Task ▸ Spot each line in the records below where the word "xlabel" occurs, then copy it.

Rows from a figure dataset ▸

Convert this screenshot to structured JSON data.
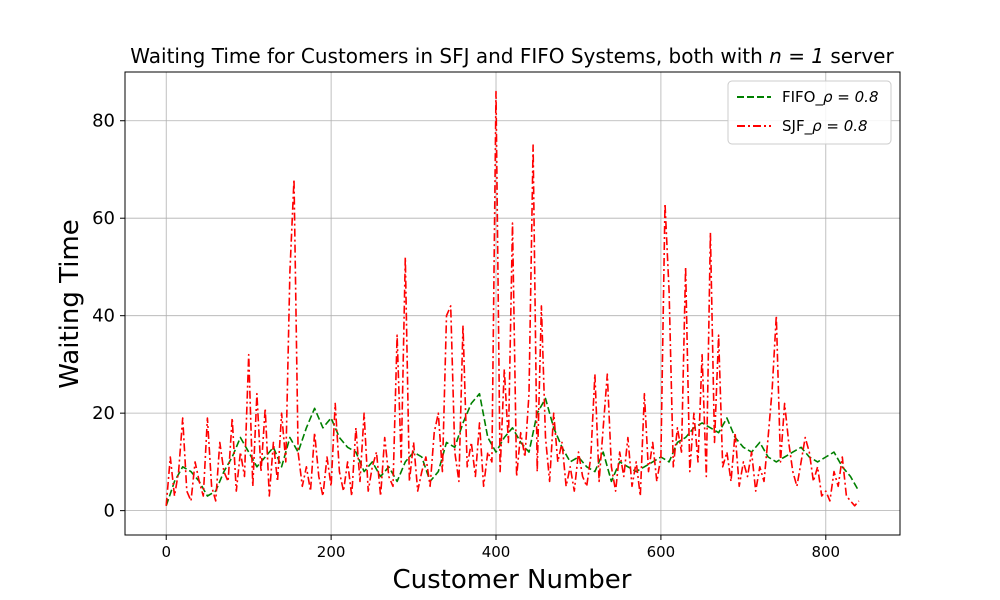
{
  "chart_data": {
    "type": "line",
    "title": "Waiting Time for Customers in SFJ and FIFO Systems, both with",
    "title_math": "n = 1",
    "title_suffix": "server",
    "xlabel": "Customer Number",
    "ylabel": "Waiting Time",
    "xlim": [
      -50,
      890
    ],
    "ylim": [
      -5,
      90
    ],
    "xticks": [
      0,
      200,
      400,
      600,
      800
    ],
    "yticks": [
      0,
      20,
      40,
      60,
      80
    ],
    "grid": true,
    "legend_position": "top-right",
    "series": [
      {
        "name": "FIFO_",
        "name_math": "ρ = 0.8",
        "color": "#008000",
        "style": "dashed",
        "x": [
          0,
          10,
          20,
          30,
          40,
          50,
          60,
          70,
          80,
          90,
          100,
          110,
          120,
          130,
          140,
          150,
          160,
          170,
          180,
          190,
          200,
          210,
          220,
          230,
          240,
          250,
          260,
          270,
          280,
          290,
          300,
          310,
          320,
          330,
          340,
          350,
          360,
          370,
          380,
          390,
          400,
          410,
          420,
          430,
          440,
          450,
          460,
          470,
          480,
          490,
          500,
          510,
          520,
          530,
          540,
          550,
          560,
          570,
          580,
          590,
          600,
          610,
          620,
          630,
          640,
          650,
          660,
          670,
          680,
          690,
          700,
          710,
          720,
          730,
          740,
          750,
          760,
          770,
          780,
          790,
          800,
          810,
          820,
          830,
          840
        ],
        "y": [
          1,
          6,
          9,
          8,
          6,
          3,
          4,
          8,
          11,
          15,
          12,
          9,
          11,
          13,
          9,
          15,
          12,
          17,
          21,
          17,
          19,
          15,
          13,
          12,
          8,
          10,
          7,
          9,
          6,
          10,
          12,
          11,
          6,
          8,
          14,
          13,
          18,
          22,
          24,
          15,
          12,
          15,
          17,
          14,
          12,
          20,
          23,
          17,
          13,
          10,
          11,
          9,
          8,
          12,
          6,
          10,
          9,
          8,
          9,
          10,
          11,
          10,
          14,
          15,
          17,
          18,
          17,
          16,
          19,
          15,
          13,
          12,
          14,
          11,
          10,
          11,
          12,
          13,
          11,
          10,
          11,
          12,
          9,
          7,
          4
        ]
      },
      {
        "name": "SJF_",
        "name_math": "ρ = 0.8",
        "color": "#ff0000",
        "style": "dashdot",
        "x": [
          0,
          5,
          10,
          15,
          20,
          25,
          30,
          35,
          40,
          45,
          50,
          55,
          60,
          65,
          70,
          75,
          80,
          85,
          90,
          95,
          100,
          105,
          110,
          115,
          120,
          125,
          130,
          135,
          140,
          145,
          150,
          155,
          160,
          165,
          170,
          175,
          180,
          185,
          190,
          195,
          200,
          205,
          210,
          215,
          220,
          225,
          230,
          235,
          240,
          245,
          250,
          255,
          260,
          265,
          270,
          275,
          280,
          285,
          290,
          295,
          300,
          305,
          310,
          315,
          320,
          325,
          330,
          335,
          340,
          345,
          350,
          355,
          360,
          365,
          370,
          375,
          380,
          385,
          390,
          395,
          400,
          405,
          410,
          415,
          420,
          425,
          430,
          435,
          440,
          445,
          450,
          455,
          460,
          465,
          470,
          475,
          480,
          485,
          490,
          495,
          500,
          505,
          510,
          515,
          520,
          525,
          530,
          535,
          540,
          545,
          550,
          555,
          560,
          565,
          570,
          575,
          580,
          585,
          590,
          595,
          600,
          605,
          610,
          615,
          620,
          625,
          630,
          635,
          640,
          645,
          650,
          655,
          660,
          665,
          670,
          675,
          680,
          685,
          690,
          695,
          700,
          705,
          710,
          715,
          720,
          725,
          730,
          735,
          740,
          745,
          750,
          755,
          760,
          765,
          770,
          775,
          780,
          785,
          790,
          795,
          800,
          805,
          810,
          815,
          820,
          825,
          830,
          835,
          840
        ],
        "y": [
          1,
          11,
          3,
          8,
          19,
          4,
          2,
          10,
          6,
          3,
          19,
          5,
          2,
          14,
          8,
          6,
          19,
          4,
          12,
          7,
          32,
          5,
          24,
          8,
          21,
          3,
          14,
          6,
          20,
          10,
          49,
          68,
          12,
          5,
          9,
          4,
          16,
          7,
          3,
          11,
          5,
          22,
          8,
          4,
          10,
          3,
          17,
          6,
          20,
          4,
          9,
          12,
          3,
          15,
          7,
          5,
          36,
          10,
          52,
          6,
          14,
          4,
          8,
          11,
          5,
          16,
          20,
          8,
          40,
          42,
          12,
          6,
          38,
          9,
          14,
          7,
          18,
          5,
          12,
          10,
          86,
          8,
          29,
          14,
          59,
          7,
          16,
          11,
          24,
          75,
          8,
          42,
          15,
          6,
          20,
          10,
          14,
          5,
          9,
          4,
          12,
          7,
          5,
          11,
          28,
          6,
          17,
          28,
          9,
          4,
          12,
          7,
          15,
          5,
          10,
          3,
          24,
          8,
          14,
          6,
          11,
          63,
          45,
          9,
          17,
          12,
          50,
          8,
          20,
          10,
          32,
          7,
          57,
          14,
          36,
          9,
          12,
          6,
          16,
          5,
          10,
          7,
          12,
          4,
          9,
          6,
          15,
          25,
          40,
          10,
          22,
          14,
          8,
          5,
          10,
          15,
          12,
          6,
          9,
          3,
          4,
          2,
          8,
          5,
          11,
          3,
          2,
          1,
          2
        ]
      }
    ]
  }
}
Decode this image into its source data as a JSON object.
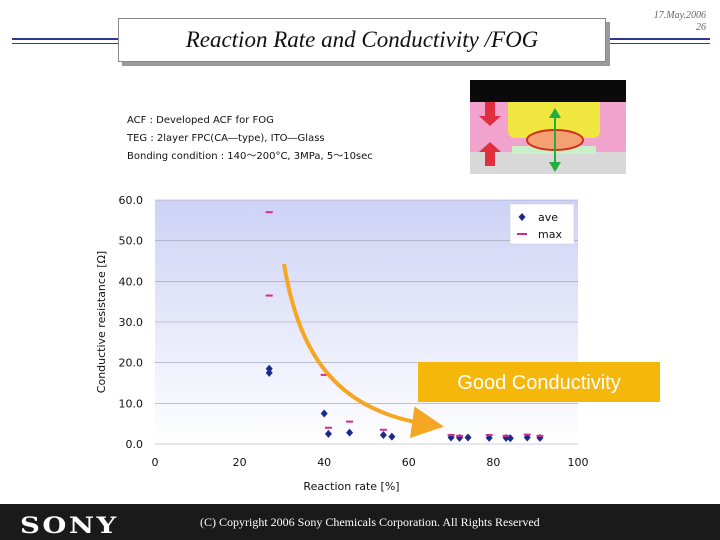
{
  "slide": {
    "title": "Reaction Rate and Conductivity /FOG",
    "date": "17.May.2006",
    "page": "26",
    "info_lines": [
      "ACF : Developed ACF for FOG",
      "TEG : 2layer FPC(CA―type), ITO―Glass",
      "Bonding condition : 140～200°C,  3MPa,  5～10sec"
    ],
    "footer": {
      "logo": "SONY",
      "copyright": "(C) Copyright 2006 Sony Chemicals Corporation. All Rights Reserved"
    },
    "annotation": "Good Conductivity",
    "colors": {
      "accent_rule": "#2b3a8c",
      "plot_bg_top": "#cdd2f5",
      "plot_bg_bottom": "#ffffff",
      "ave": "#1a2a8a",
      "max": "#d02c8c",
      "arrow": "#f5a623",
      "annotation_bg": "#f5b70a",
      "footer_bg": "#1a1a1a"
    },
    "icons": [
      "connection-cross-section-diagram",
      "compression-arrow-icon",
      "gap-arrow-icon"
    ]
  },
  "chart_data": {
    "type": "scatter",
    "xlabel": "Reaction rate [%]",
    "ylabel": "Conductive resistance [Ω]",
    "xlim": [
      0,
      100
    ],
    "ylim": [
      0,
      60
    ],
    "x_ticks": [
      "0",
      "20",
      "40",
      "60",
      "80",
      "100"
    ],
    "y_ticks": [
      "0.0",
      "10.0",
      "20.0",
      "30.0",
      "40.0",
      "50.0",
      "60.0"
    ],
    "grid": "horizontal",
    "legend_position": "top-right",
    "series": [
      {
        "name": "ave",
        "marker": "diamond",
        "points": [
          [
            27,
            18.5
          ],
          [
            27,
            17.5
          ],
          [
            40,
            7.5
          ],
          [
            41,
            2.5
          ],
          [
            46,
            2.8
          ],
          [
            54,
            2.2
          ],
          [
            56,
            1.8
          ],
          [
            70,
            1.6
          ],
          [
            72,
            1.5
          ],
          [
            74,
            1.6
          ],
          [
            79,
            1.5
          ],
          [
            83,
            1.5
          ],
          [
            84,
            1.4
          ],
          [
            88,
            1.6
          ],
          [
            91,
            1.5
          ]
        ]
      },
      {
        "name": "max",
        "marker": "dash",
        "points": [
          [
            27,
            57
          ],
          [
            27,
            36.5
          ],
          [
            40,
            17
          ],
          [
            41,
            4
          ],
          [
            46,
            5.5
          ],
          [
            54,
            3.5
          ],
          [
            70,
            2.2
          ],
          [
            72,
            2
          ],
          [
            79,
            2.2
          ],
          [
            83,
            2
          ],
          [
            88,
            2.3
          ],
          [
            91,
            2
          ]
        ]
      }
    ]
  }
}
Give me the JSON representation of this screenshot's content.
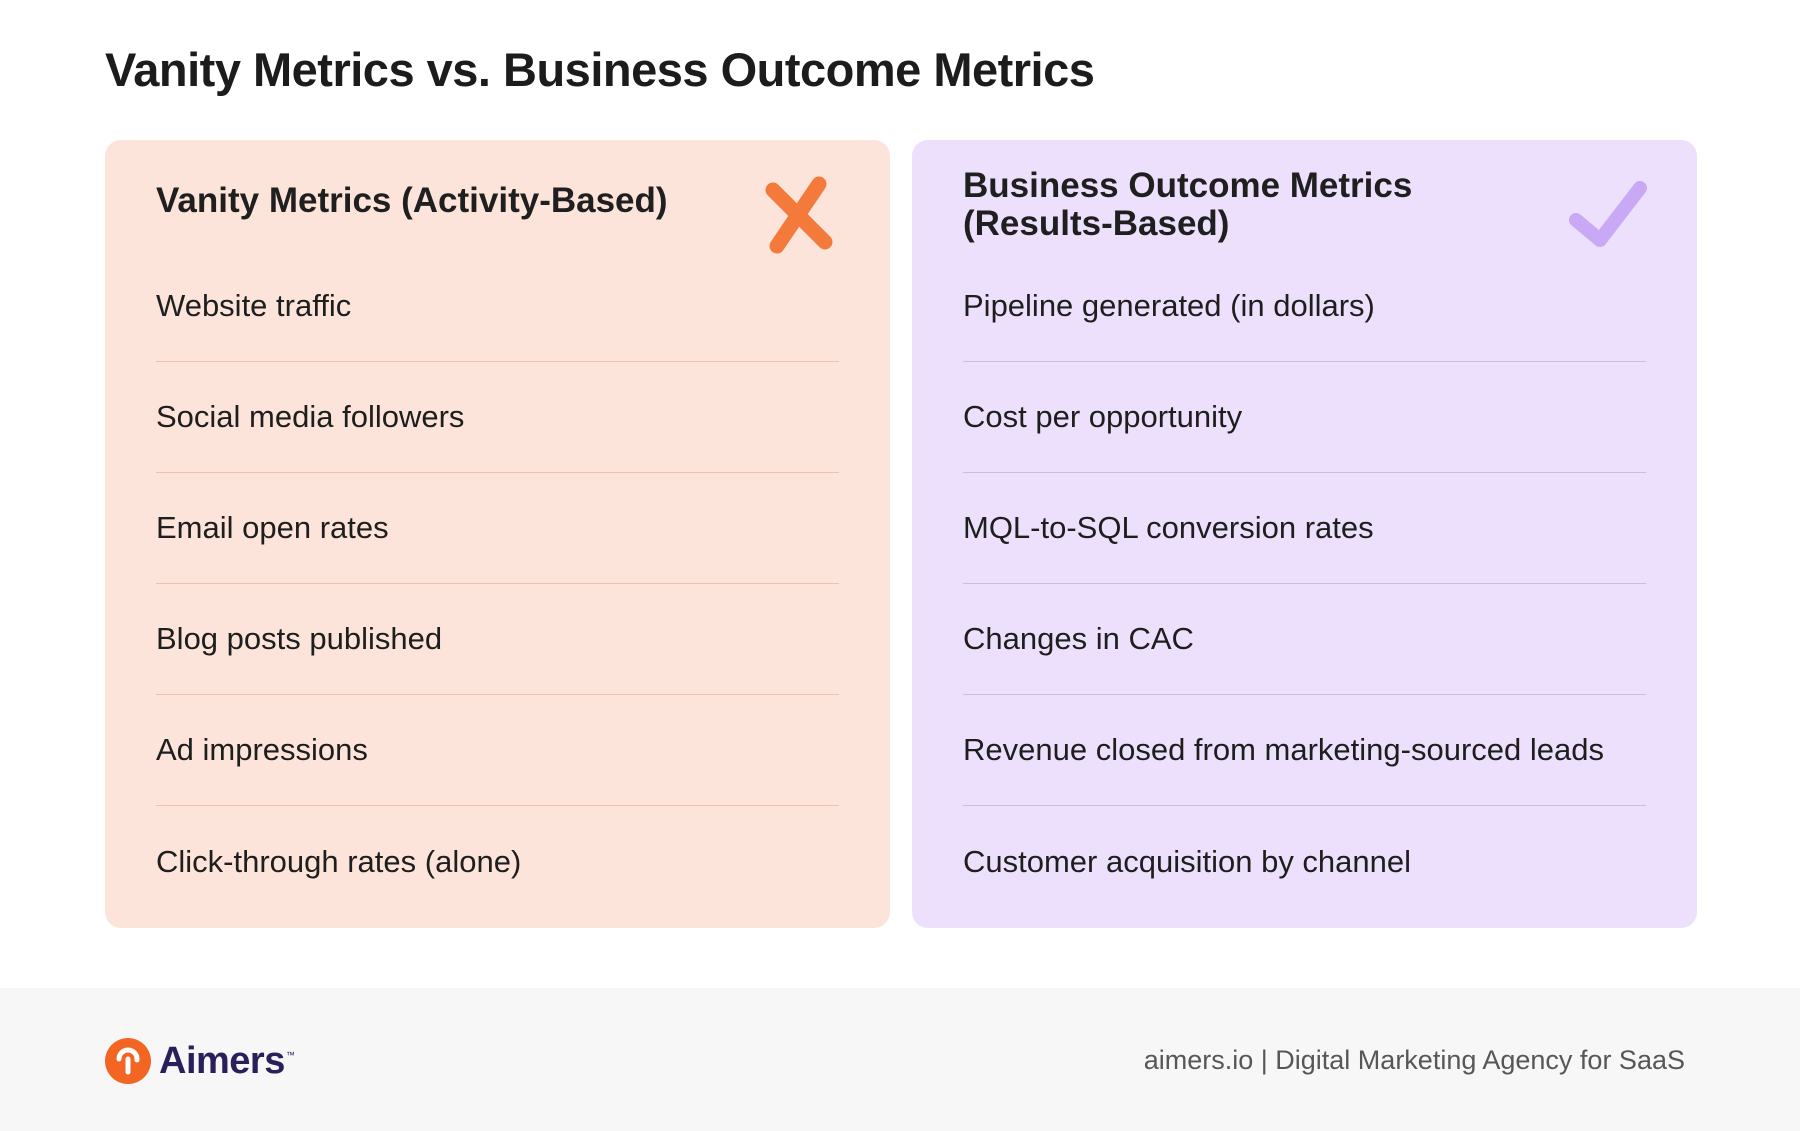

Final answer ▸
    "xlabel": "Customer Number",
    "xlabel": "Reaction rate [%]",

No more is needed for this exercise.